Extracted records
## BEGIN
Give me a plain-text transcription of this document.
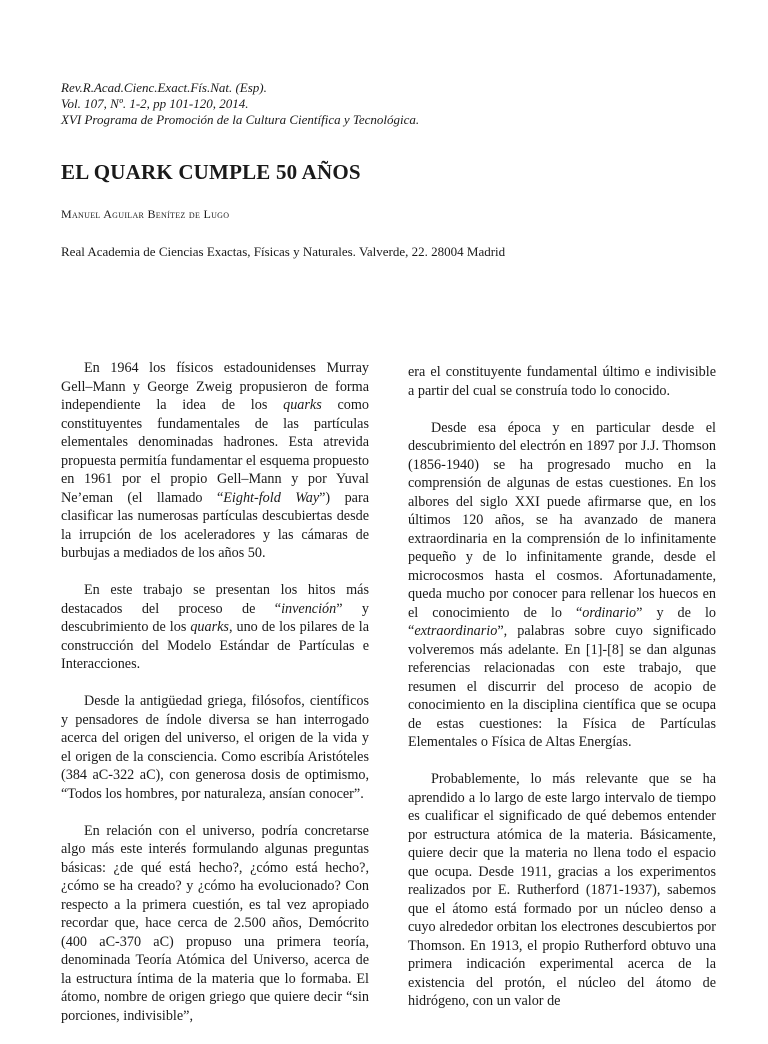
Rev.R.Acad.Cienc.Exact.Fís.Nat. (Esp).
Vol. 107, Nº. 1-2, pp 101-120, 2014.
XVI Programa de Promoción de la Cultura Científica y Tecnológica.
EL QUARK CUMPLE 50 AÑOS
Manuel Aguilar Benítez de Lugo
Real Academia de Ciencias Exactas, Físicas y Naturales. Valverde, 22. 28004 Madrid

En 1964 los físicos estadounidenses Murray Gell–Mann y George Zweig propusieron de forma independiente la idea de los quarks como constituyentes fundamentales de las partículas elementales denominadas hadrones. Esta atrevida propuesta permitía fundamentar el esquema propuesto en 1961 por el propio Gell–Mann y por Yuval Ne’eman (el llamado “Eight-fold Way”) para clasificar las numerosas partículas descubiertas desde la irrupción de los aceleradores y las cámaras de burbujas a mediados de los años 50.

En este trabajo se presentan los hitos más destacados del proceso de “invención” y descubrimiento de los quarks, uno de los pilares de la construcción del Modelo Estándar de Partículas e Interacciones.

Desde la antigüedad griega, filósofos, científicos y pensadores de índole diversa se han interrogado acerca del origen del universo, el origen de la vida y el origen de la consciencia. Como escribía Aristóteles (384 aC-322 aC), con generosa dosis de optimismo, “Todos los hombres, por naturaleza, ansían conocer”.

En relación con el universo, podría concretarse algo más este interés formulando algunas preguntas básicas: ¿de qué está hecho?, ¿cómo está hecho?, ¿cómo se ha creado? y ¿cómo ha evolucionado? Con respecto a la primera cuestión, es tal vez apropiado recordar que, hace cerca de 2.500 años, Demócrito (400 aC-370 aC) propuso una primera teoría, denominada Teoría Atómica del Universo, acerca de la estructura íntima de la materia que lo formaba. El átomo, nombre de origen griego que quiere decir “sin porciones, indivisible”,

era el constituyente fundamental último e indivisible a partir del cual se construía todo lo conocido.

Desde esa época y en particular desde el descubrimiento del electrón en 1897 por J.J. Thomson (1856-1940) se ha progresado mucho en la comprensión de algunas de estas cuestiones. En los albores del siglo XXI puede afirmarse que, en los últimos 120 años, se ha avanzado de manera extraordinaria en la comprensión de lo infinitamente pequeño y de lo infinitamente grande, desde el microcosmos hasta el cosmos. Afortunadamente, queda mucho por conocer para rellenar los huecos en el conocimiento de lo “ordinario” y de lo “extraordinario”, palabras sobre cuyo significado volveremos más adelante. En [1]-[8] se dan algunas referencias relacionadas con este trabajo, que resumen el discurrir del proceso de acopio de conocimiento en la disciplina científica que se ocupa de estas cuestiones: la Física de Partículas Elementales o Física de Altas Energías.

Probablemente, lo más relevante que se ha aprendido a lo largo de este largo intervalo de tiempo es cualificar el significado de qué debemos entender por estructura atómica de la materia. Básicamente, quiere decir que la materia no llena todo el espacio que ocupa. Desde 1911, gracias a los experimentos realizados por E. Rutherford (1871-1937), sabemos que el átomo está formado por un núcleo denso a cuyo alrededor orbitan los electrones descubiertos por Thomson. En 1913, el propio Rutherford obtuvo una primera indicación experimental acerca de la existencia del protón, el núcleo del átomo de hidrógeno, con un valor de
## END
Written request: Report only how many lines in the records contain the word "trabajo".

Answer for this exercise: 2